— Start Material to process —

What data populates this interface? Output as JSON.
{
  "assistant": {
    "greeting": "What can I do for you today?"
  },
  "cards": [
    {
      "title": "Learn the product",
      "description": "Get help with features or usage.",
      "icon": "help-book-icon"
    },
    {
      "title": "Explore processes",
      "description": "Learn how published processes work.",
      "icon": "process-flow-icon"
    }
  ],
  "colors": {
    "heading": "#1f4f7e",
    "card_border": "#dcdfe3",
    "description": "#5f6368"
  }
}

— End Material to process —

## Aim
Give back the whole listing, word for word.

## Reply
What data populates this interface? Output as JSON.
{
  "assistant": {
    "greeting": "What can I do for you today?"
  },
  "cards": [
    {
      "title": "Learn the product",
      "description": "Get help with features or usage.",
      "icon": "help-book-icon"
    },
    {
      "title": "Explore processes",
      "description": "Learn how published processes work.",
      "icon": "process-flow-icon"
    }
  ],
  "colors": {
    "heading": "#1f4f7e",
    "card_border": "#dcdfe3",
    "description": "#5f6368"
  }
}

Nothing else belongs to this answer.